Dataset excerpt:
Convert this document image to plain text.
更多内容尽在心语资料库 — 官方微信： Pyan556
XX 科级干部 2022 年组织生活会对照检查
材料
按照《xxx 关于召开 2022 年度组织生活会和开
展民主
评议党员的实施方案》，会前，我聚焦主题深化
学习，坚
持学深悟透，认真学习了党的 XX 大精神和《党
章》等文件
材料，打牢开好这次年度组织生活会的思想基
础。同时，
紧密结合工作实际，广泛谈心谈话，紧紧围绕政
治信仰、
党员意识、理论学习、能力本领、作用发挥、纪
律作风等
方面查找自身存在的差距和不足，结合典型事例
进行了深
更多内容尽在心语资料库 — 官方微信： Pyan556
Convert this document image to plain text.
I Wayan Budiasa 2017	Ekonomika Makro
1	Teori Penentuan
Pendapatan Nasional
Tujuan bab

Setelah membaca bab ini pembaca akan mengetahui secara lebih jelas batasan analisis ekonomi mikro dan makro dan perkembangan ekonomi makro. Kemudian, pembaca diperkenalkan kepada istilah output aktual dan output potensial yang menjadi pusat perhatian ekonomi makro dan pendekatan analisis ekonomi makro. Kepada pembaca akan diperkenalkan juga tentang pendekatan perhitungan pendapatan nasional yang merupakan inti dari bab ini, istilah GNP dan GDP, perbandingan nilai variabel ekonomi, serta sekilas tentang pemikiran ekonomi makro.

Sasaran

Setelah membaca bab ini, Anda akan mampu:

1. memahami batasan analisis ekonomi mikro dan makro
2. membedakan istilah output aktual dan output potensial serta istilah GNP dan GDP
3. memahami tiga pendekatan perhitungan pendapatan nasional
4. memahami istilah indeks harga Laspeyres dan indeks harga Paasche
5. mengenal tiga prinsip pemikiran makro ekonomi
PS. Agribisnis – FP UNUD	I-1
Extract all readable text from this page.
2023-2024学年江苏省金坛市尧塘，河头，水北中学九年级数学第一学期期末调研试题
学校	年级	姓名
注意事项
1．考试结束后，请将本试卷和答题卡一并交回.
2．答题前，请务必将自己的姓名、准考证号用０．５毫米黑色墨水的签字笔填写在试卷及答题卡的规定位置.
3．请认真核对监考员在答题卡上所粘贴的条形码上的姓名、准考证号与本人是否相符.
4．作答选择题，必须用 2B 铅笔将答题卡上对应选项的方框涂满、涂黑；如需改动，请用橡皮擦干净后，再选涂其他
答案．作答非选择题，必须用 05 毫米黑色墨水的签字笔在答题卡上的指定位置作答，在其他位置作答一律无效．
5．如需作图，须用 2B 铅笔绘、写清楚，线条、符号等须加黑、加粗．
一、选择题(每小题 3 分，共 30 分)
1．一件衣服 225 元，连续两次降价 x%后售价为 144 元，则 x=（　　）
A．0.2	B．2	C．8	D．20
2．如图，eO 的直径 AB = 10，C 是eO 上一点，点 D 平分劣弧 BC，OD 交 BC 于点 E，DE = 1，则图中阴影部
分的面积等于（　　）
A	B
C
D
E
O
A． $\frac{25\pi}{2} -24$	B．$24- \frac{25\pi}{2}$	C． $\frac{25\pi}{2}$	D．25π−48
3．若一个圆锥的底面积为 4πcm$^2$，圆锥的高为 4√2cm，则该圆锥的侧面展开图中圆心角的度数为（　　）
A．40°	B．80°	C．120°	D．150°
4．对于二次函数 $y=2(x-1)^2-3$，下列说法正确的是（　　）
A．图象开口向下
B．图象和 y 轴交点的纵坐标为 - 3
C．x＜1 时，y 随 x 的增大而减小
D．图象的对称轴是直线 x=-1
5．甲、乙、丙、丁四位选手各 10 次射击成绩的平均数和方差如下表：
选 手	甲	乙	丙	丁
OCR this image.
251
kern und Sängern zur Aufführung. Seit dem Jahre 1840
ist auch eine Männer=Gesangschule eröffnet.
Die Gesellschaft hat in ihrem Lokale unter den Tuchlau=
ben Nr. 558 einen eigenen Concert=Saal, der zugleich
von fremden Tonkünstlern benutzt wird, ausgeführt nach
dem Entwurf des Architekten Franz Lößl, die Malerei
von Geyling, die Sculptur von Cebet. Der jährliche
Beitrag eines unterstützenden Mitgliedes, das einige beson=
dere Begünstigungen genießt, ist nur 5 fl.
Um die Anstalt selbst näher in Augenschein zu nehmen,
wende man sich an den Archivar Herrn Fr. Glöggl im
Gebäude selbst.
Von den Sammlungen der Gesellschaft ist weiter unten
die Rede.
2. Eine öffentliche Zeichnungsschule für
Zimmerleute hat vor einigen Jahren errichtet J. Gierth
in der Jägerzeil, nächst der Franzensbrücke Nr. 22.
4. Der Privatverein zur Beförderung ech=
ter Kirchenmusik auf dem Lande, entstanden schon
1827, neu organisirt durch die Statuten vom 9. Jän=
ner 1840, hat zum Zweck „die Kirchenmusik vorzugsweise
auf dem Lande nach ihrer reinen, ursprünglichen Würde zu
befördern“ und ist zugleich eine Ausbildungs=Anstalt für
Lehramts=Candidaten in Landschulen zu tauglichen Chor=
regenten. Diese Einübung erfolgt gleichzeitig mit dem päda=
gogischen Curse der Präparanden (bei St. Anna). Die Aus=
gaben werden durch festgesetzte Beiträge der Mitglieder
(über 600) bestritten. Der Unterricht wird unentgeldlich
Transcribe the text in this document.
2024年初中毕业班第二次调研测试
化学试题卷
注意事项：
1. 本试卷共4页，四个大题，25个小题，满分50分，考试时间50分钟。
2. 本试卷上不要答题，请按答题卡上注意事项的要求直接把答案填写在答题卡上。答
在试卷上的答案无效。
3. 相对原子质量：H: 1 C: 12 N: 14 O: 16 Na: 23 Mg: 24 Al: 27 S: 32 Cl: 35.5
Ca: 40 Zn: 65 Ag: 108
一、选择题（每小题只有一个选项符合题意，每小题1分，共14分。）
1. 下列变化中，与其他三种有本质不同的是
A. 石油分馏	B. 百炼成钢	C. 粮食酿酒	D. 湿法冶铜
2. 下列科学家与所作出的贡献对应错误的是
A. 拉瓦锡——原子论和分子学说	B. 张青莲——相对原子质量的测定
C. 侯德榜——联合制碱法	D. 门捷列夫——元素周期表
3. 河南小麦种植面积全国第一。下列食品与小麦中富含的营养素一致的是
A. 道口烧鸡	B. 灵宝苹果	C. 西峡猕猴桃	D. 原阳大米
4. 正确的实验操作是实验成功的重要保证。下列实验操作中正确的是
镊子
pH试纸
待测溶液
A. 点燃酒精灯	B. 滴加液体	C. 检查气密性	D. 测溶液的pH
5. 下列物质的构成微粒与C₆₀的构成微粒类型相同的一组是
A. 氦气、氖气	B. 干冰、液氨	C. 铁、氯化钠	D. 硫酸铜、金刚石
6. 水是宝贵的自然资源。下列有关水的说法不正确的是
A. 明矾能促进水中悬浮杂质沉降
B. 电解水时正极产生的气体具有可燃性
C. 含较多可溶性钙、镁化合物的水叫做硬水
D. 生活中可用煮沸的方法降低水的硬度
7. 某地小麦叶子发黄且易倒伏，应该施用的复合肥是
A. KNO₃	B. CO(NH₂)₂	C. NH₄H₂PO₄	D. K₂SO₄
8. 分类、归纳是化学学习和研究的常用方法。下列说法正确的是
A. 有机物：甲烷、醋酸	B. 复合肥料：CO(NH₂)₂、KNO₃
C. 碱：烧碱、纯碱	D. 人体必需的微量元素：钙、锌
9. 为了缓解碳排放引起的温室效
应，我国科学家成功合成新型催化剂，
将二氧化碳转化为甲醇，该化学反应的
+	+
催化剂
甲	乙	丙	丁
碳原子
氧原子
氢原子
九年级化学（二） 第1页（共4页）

Written request |
Repeat exactly the lines above, starting with the line that contains "Transcribe the text in this document." and ending with the last line, both included, and nothing else.

Result of the task |
Transcribe the text in this document.
2024年初中毕业班第二次调研测试
化学试题卷
注意事项：
1. 本试卷共4页，四个大题，25个小题，满分50分，考试时间50分钟。
2. 本试卷上不要答题，请按答题卡上注意事项的要求直接把答案填写在答题卡上。答
在试卷上的答案无效。
3. 相对原子质量：H: 1 C: 12 N: 14 O: 16 Na: 23 Mg: 24 Al: 27 S: 32 Cl: 35.5
Ca: 40 Zn: 65 Ag: 108
一、选择题（每小题只有一个选项符合题意，每小题1分，共14分。）
1. 下列变化中，与其他三种有本质不同的是
A. 石油分馏	B. 百炼成钢	C. 粮食酿酒	D. 湿法冶铜
2. 下列科学家与所作出的贡献对应错误的是
A. 拉瓦锡——原子论和分子学说	B. 张青莲——相对原子质量的测定
C. 侯德榜——联合制碱法	D. 门捷列夫——元素周期表
3. 河南小麦种植面积全国第一。下列食品与小麦中富含的营养素一致的是
A. 道口烧鸡	B. 灵宝苹果	C. 西峡猕猴桃	D. 原阳大米
4. 正确的实验操作是实验成功的重要保证。下列实验操作中正确的是
镊子
pH试纸
待测溶液
A. 点燃酒精灯	B. 滴加液体	C. 检查气密性	D. 测溶液的pH
5. 下列物质的构成微粒与C₆₀的构成微粒类型相同的一组是
A. 氦气、氖气	B. 干冰、液氨	C. 铁、氯化钠	D. 硫酸铜、金刚石
6. 水是宝贵的自然资源。下列有关水的说法不正确的是
A. 明矾能促进水中悬浮杂质沉降
B. 电解水时正极产生的气体具有可燃性
C. 含较多可溶性钙、镁化合物的水叫做硬水
D. 生活中可用煮沸的方法降低水的硬度
7. 某地小麦叶子发黄且易倒伏，应该施用的复合肥是
A. KNO₃	B. CO(NH₂)₂	C. NH₄H₂PO₄	D. K₂SO₄
8. 分类、归纳是化学学习和研究的常用方法。下列说法正确的是
A. 有机物：甲烷、醋酸	B. 复合肥料：CO(NH₂)₂、KNO₃
C. 碱：烧碱、纯碱	D. 人体必需的微量元素：钙、锌
9. 为了缓解碳排放引起的温室效
应，我国科学家成功合成新型催化剂，
将二氧化碳转化为甲醇，该化学反应的
+	+
催化剂
甲	乙	丙	丁
碳原子
氧原子
氢原子
九年级化学（二） 第1页（共4页）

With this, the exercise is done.